- AIM -
Restate the records below word for word.

- SOURCE DATA -
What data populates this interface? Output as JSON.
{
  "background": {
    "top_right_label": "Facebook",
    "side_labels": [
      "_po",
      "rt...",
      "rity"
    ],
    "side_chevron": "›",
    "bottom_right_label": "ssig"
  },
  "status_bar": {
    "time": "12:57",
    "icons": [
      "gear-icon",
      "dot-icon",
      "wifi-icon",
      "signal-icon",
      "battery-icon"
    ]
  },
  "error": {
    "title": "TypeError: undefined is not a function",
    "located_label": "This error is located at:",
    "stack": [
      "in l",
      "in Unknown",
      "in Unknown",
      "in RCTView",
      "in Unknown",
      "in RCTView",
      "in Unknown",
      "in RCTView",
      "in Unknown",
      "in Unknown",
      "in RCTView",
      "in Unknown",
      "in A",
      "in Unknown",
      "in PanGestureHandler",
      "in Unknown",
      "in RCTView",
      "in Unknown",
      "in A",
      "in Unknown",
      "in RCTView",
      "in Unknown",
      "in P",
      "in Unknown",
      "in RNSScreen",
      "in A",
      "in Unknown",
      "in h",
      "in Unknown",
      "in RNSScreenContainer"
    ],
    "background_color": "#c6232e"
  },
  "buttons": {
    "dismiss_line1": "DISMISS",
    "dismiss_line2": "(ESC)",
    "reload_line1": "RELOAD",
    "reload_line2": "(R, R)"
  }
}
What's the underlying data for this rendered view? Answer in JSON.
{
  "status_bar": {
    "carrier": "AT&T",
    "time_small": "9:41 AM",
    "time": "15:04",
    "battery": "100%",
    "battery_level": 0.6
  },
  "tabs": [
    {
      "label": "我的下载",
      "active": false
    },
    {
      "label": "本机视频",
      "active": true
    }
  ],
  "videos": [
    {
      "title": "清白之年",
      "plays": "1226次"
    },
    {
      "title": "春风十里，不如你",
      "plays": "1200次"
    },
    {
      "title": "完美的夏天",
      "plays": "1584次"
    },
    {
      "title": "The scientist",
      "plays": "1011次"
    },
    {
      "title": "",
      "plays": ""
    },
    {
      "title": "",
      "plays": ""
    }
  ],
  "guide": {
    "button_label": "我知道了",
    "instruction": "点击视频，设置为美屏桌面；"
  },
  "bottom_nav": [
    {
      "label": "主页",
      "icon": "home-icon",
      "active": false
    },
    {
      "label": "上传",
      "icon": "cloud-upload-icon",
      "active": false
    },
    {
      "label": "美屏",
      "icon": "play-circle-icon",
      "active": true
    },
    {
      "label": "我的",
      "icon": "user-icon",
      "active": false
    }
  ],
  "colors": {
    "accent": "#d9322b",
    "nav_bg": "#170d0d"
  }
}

- FULL RESPONSE -
What data populates this interface? Output as JSON.
{
  "background": {
    "top_right_label": "Facebook",
    "side_labels": [
      "_po",
      "rt...",
      "rity"
    ],
    "side_chevron": "›",
    "bottom_right_label": "ssig"
  },
  "status_bar": {
    "time": "12:57",
    "icons": [
      "gear-icon",
      "dot-icon",
      "wifi-icon",
      "signal-icon",
      "battery-icon"
    ]
  },
  "error": {
    "title": "TypeError: undefined is not a function",
    "located_label": "This error is located at:",
    "stack": [
      "in l",
      "in Unknown",
      "in Unknown",
      "in RCTView",
      "in Unknown",
      "in RCTView",
      "in Unknown",
      "in RCTView",
      "in Unknown",
      "in Unknown",
      "in RCTView",
      "in Unknown",
      "in A",
      "in Unknown",
      "in PanGestureHandler",
      "in Unknown",
      "in RCTView",
      "in Unknown",
      "in A",
      "in Unknown",
      "in RCTView",
      "in Unknown",
      "in P",
      "in Unknown",
      "in RNSScreen",
      "in A",
      "in Unknown",
      "in h",
      "in Unknown",
      "in RNSScreenContainer"
    ],
    "background_color": "#c6232e"
  },
  "buttons": {
    "dismiss_line1": "DISMISS",
    "dismiss_line2": "(ESC)",
    "reload_line1": "RELOAD",
    "reload_line2": "(R, R)"
  }
}
What's the underlying data for this rendered view? Answer in JSON.
{
  "status_bar": {
    "carrier": "AT&T",
    "time_small": "9:41 AM",
    "time": "15:04",
    "battery": "100%",
    "battery_level": 0.6
  },
  "tabs": [
    {
      "label": "我的下载",
      "active": false
    },
    {
      "label": "本机视频",
      "active": true
    }
  ],
  "videos": [
    {
      "title": "清白之年",
      "plays": "1226次"
    },
    {
      "title": "春风十里，不如你",
      "plays": "1200次"
    },
    {
      "title": "完美的夏天",
      "plays": "1584次"
    },
    {
      "title": "The scientist",
      "plays": "1011次"
    },
    {
      "title": "",
      "plays": ""
    },
    {
      "title": "",
      "plays": ""
    }
  ],
  "guide": {
    "button_label": "我知道了",
    "instruction": "点击视频，设置为美屏桌面；"
  },
  "bottom_nav": [
    {
      "label": "主页",
      "icon": "home-icon",
      "active": false
    },
    {
      "label": "上传",
      "icon": "cloud-upload-icon",
      "active": false
    },
    {
      "label": "美屏",
      "icon": "play-circle-icon",
      "active": true
    },
    {
      "label": "我的",
      "icon": "user-icon",
      "active": false
    }
  ],
  "colors": {
    "accent": "#d9322b",
    "nav_bg": "#170d0d"
  }
}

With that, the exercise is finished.